What the exercise asks:
Copy each line containing the word "klasy" from the records that follow, please.
--- begin Data for the task ---
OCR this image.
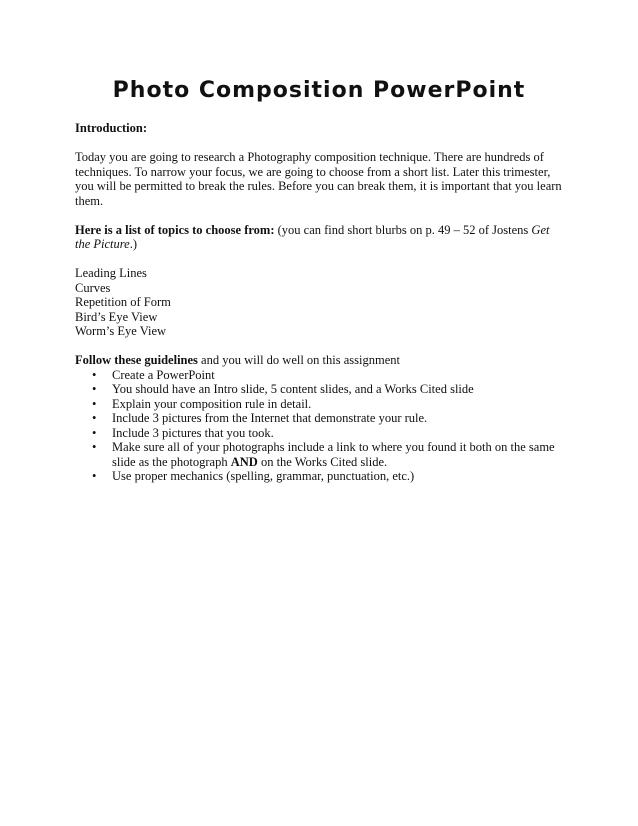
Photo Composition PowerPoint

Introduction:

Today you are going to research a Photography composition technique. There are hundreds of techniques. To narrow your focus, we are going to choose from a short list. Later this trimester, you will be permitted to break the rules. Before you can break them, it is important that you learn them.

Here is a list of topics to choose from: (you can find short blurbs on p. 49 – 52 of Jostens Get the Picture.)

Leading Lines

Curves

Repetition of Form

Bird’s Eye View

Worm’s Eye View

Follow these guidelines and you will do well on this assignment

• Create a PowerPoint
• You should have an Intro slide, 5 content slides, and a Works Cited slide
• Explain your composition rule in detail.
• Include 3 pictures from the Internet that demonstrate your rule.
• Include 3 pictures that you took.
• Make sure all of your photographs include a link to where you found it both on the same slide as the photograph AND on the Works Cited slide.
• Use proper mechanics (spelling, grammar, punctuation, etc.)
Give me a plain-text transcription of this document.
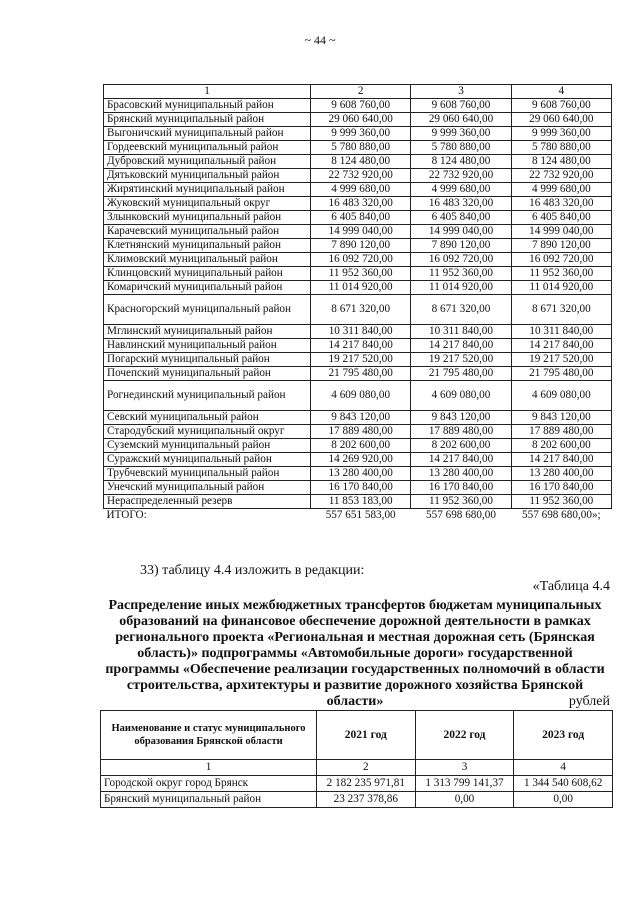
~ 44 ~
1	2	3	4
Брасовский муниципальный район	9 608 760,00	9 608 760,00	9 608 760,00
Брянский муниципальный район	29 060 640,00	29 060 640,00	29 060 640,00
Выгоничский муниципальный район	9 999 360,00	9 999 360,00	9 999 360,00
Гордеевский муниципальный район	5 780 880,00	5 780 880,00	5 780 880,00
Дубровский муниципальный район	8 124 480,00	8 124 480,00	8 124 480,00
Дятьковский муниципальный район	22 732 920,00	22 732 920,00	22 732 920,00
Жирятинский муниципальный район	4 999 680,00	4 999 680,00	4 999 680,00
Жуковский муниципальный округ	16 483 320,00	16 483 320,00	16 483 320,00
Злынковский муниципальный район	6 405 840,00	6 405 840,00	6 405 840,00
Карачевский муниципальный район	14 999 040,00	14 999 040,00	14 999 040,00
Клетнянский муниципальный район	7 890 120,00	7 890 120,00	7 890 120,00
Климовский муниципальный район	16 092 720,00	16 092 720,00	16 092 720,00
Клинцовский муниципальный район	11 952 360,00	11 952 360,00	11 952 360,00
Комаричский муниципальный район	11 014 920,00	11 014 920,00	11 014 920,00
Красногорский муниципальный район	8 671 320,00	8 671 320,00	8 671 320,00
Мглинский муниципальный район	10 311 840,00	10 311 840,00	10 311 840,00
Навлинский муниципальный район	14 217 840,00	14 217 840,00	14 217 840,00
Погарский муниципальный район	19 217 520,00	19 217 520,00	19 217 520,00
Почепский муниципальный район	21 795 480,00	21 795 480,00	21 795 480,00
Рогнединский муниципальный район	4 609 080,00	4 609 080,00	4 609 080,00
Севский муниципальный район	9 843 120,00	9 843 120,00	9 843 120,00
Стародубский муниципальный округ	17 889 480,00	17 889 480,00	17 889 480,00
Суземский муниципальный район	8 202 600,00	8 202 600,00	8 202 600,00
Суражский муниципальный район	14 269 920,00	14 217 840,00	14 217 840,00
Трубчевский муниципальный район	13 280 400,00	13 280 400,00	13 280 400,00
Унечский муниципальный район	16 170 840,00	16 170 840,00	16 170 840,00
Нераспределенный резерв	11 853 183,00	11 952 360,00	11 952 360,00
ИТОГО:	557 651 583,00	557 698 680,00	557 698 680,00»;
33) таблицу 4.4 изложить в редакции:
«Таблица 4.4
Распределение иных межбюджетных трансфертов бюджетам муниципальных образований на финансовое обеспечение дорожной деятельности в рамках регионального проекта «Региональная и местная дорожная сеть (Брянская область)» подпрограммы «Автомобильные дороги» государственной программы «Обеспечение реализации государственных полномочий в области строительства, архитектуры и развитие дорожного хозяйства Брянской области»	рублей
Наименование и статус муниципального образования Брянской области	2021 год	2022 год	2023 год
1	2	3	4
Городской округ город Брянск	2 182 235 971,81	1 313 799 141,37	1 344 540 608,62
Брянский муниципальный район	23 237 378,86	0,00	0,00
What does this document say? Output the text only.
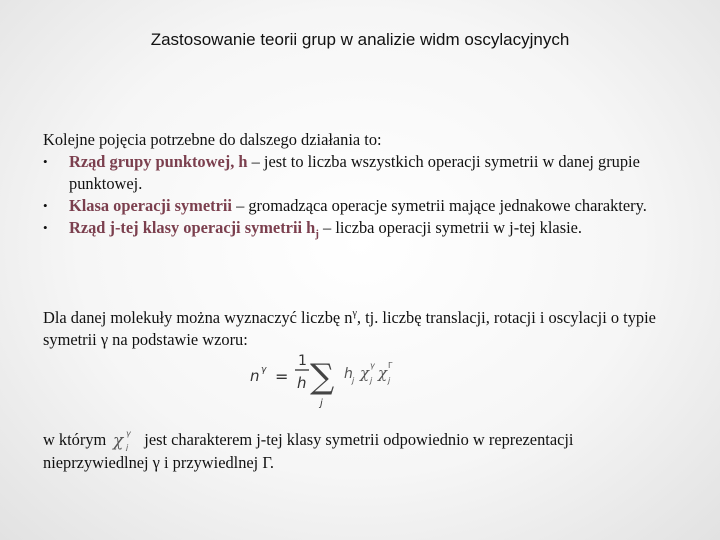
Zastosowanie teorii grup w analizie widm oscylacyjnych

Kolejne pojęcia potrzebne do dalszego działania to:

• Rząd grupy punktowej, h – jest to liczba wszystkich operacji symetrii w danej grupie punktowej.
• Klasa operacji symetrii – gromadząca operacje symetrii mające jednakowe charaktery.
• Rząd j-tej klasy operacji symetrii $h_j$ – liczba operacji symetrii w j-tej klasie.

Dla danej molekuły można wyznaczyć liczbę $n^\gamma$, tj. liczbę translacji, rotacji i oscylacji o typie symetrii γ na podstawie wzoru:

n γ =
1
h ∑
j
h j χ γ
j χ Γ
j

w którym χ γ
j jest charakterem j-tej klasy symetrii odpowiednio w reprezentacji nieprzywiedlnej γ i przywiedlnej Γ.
--- end Data for the task ---
Response:
• Rząd j-tej klasy operacji symetrii $h_j$ – liczba operacji symetrii w j-tej klasie.
j jest charakterem j-tej klasy symetrii odpowiednio w reprezentacji nieprzywiedlnej γ i przywiedlnej Γ.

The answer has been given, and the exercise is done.